Description of the task: Quote, without change, all of the lines that follow.

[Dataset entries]
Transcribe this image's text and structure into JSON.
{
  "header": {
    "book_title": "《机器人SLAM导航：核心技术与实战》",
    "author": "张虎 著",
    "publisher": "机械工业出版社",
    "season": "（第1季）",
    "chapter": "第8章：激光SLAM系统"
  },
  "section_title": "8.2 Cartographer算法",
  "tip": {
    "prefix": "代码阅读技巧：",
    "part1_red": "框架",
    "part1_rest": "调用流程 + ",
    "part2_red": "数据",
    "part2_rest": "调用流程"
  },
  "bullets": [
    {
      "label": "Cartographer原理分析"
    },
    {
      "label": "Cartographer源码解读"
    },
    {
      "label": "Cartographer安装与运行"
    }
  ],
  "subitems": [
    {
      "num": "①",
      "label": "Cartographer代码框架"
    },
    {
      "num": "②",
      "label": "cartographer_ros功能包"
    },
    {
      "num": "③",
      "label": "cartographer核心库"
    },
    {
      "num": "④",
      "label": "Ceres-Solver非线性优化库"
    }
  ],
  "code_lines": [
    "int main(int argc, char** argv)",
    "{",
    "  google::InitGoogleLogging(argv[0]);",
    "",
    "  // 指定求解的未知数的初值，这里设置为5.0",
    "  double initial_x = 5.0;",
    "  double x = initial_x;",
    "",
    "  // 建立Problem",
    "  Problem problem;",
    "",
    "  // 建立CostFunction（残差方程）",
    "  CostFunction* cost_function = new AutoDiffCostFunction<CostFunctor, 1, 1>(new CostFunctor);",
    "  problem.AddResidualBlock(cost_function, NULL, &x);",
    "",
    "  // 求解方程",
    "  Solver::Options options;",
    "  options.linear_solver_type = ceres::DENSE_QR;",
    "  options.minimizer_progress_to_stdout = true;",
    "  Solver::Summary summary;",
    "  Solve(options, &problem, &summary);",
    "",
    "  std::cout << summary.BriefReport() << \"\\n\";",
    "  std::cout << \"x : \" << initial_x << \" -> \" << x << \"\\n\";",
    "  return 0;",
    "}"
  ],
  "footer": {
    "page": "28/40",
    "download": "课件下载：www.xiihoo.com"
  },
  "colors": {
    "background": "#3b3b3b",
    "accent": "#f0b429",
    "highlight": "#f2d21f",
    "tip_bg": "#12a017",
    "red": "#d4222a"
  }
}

The result:
Transcribe this image's text and structure into JSON.
{
  "header": {
    "book_title": "《机器人SLAM导航：核心技术与实战》",
    "author": "张虎 著",
    "publisher": "机械工业出版社",
    "season": "（第1季）",
    "chapter": "第8章：激光SLAM系统"
  },
  "section_title": "8.2 Cartographer算法",
  "tip": {
    "prefix": "代码阅读技巧：",
    "part1_red": "框架",
    "part1_rest": "调用流程 + ",
    "part2_red": "数据",
    "part2_rest": "调用流程"
  },
  "bullets": [
    {
      "label": "Cartographer原理分析"
    },
    {
      "label": "Cartographer源码解读"
    },
    {
      "label": "Cartographer安装与运行"
    }
  ],
  "subitems": [
    {
      "num": "①",
      "label": "Cartographer代码框架"
    },
    {
      "num": "②",
      "label": "cartographer_ros功能包"
    },
    {
      "num": "③",
      "label": "cartographer核心库"
    },
    {
      "num": "④",
      "label": "Ceres-Solver非线性优化库"
    }
  ],
  "code_lines": [
    "int main(int argc, char** argv)",
    "{",
    "  google::InitGoogleLogging(argv[0]);",
    "",
    "  // 指定求解的未知数的初值，这里设置为5.0",
    "  double initial_x = 5.0;",
    "  double x = initial_x;",
    "",
    "  // 建立Problem",
    "  Problem problem;",
    "",
    "  // 建立CostFunction（残差方程）",
    "  CostFunction* cost_function = new AutoDiffCostFunction<CostFunctor, 1, 1>(new CostFunctor);",
    "  problem.AddResidualBlock(cost_function, NULL, &x);",
    "",
    "  // 求解方程",
    "  Solver::Options options;",
    "  options.linear_solver_type = ceres::DENSE_QR;",
    "  options.minimizer_progress_to_stdout = true;",
    "  Solver::Summary summary;",
    "  Solve(options, &problem, &summary);",
    "",
    "  std::cout << summary.BriefReport() << \"\\n\";",
    "  std::cout << \"x : \" << initial_x << \" -> \" << x << \"\\n\";",
    "  return 0;",
    "}"
  ],
  "footer": {
    "page": "28/40",
    "download": "课件下载：www.xiihoo.com"
  },
  "colors": {
    "background": "#3b3b3b",
    "accent": "#f0b429",
    "highlight": "#f2d21f",
    "tip_bg": "#12a017",
    "red": "#d4222a"
  }
}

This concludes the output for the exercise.